• EXERCISE OBJECTIVE
Render the listing, starting at the line containing "Patent image size: (627, 759)." and running through its end, as a Markdown table with columns No. and Text. Number each row in No. and skip blank lines.

• RECORDS TO PROCESS
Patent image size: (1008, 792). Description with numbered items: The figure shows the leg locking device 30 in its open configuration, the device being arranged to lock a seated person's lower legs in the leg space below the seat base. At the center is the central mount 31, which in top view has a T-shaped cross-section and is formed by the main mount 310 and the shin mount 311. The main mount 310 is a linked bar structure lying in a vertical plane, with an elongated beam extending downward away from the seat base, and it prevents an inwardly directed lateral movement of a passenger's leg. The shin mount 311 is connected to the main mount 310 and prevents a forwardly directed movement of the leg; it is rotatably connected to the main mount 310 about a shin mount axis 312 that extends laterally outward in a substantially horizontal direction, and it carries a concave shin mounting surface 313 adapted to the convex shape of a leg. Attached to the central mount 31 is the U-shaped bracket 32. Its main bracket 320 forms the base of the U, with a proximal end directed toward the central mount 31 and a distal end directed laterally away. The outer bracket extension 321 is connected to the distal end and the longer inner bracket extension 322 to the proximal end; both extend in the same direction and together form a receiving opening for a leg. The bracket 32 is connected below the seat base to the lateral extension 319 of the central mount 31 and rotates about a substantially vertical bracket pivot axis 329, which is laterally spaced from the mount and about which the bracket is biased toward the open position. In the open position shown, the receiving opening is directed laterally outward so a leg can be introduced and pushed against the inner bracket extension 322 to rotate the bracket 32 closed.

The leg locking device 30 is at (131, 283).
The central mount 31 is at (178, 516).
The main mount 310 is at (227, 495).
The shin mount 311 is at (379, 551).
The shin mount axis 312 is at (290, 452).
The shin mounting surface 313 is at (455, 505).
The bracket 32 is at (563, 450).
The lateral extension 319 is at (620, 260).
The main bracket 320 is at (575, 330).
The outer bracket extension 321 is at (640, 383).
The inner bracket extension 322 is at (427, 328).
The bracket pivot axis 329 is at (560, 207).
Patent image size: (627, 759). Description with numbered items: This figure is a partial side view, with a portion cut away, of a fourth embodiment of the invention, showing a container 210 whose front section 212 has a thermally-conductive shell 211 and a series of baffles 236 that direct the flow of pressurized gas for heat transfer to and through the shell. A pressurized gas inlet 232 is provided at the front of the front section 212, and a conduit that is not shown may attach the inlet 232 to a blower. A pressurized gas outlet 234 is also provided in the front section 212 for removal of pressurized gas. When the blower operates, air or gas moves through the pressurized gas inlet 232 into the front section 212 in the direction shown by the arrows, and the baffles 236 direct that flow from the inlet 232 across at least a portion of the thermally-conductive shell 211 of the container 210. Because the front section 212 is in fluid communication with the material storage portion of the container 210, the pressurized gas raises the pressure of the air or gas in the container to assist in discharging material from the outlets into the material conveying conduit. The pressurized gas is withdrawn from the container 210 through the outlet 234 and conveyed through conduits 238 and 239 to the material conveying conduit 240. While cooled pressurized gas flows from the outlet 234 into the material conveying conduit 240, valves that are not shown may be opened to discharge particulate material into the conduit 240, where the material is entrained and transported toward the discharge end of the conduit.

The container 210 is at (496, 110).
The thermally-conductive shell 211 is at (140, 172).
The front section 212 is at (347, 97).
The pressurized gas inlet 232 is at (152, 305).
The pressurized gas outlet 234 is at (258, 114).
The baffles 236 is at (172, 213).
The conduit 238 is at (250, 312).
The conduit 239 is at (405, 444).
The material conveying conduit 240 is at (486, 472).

• THE ANSWER
| No. | Text |
|---|---|
| 1 | Patent image size: (627, 759). Description with numbered items: This figure is a partial side view, with a portion cut away, of a fourth embodiment of the invention, showing a container 210 whose front section 212 has a thermally-conductive shell 211 and a series of baffles 236 that direct the flow of pressurized gas for heat transfer to and through the shell. A pressurized gas inlet 232 is provided at the front of the front section 212, and a conduit that is not shown may attach the inlet 232 to a blower. A pressurized gas outlet 234 is also provided in the front section 212 for removal of pressurized gas. When the blower operates, air or gas moves through the pressurized gas inlet 232 into the front section 212 in the direction shown by the arrows, and the baffles 236 direct that flow from the inlet 232 across at least a portion of the thermally-conductive shell 211 of the container 210. Because the front section 212 is in fluid communication with the material storage portion of the container 210, the pressurized gas raises the pressure of the air or gas in the container to assist in discharging material from the outlets into the material conveying conduit. The pressurized gas is withdrawn from the container 210 through the outlet 234 and conveyed through conduits 238 and 239 to the material conveying conduit 240. While cooled pressurized gas flows from the outlet 234 into the material conveying conduit 240, valves that are not shown may be opened to discharge particulate material into the conduit 240, where the material is entrained and transported toward the discharge end of the conduit. |
| 2 | The container 210 is at (496, 110). |
| 3 | The thermally-conductive shell 211 is at (140, 172). |
| 4 | The front section 212 is at (347, 97). |
| 5 | The pressurized gas inlet 232 is at (152, 305). |
| 6 | The pressurized gas outlet 234 is at (258, 114). |
| 7 | The baffles 236 is at (172, 213). |
| 8 | The conduit 238 is at (250, 312). |
| 9 | The conduit 239 is at (405, 444). |
| 10 | The material conveying conduit 240 is at (486, 472). |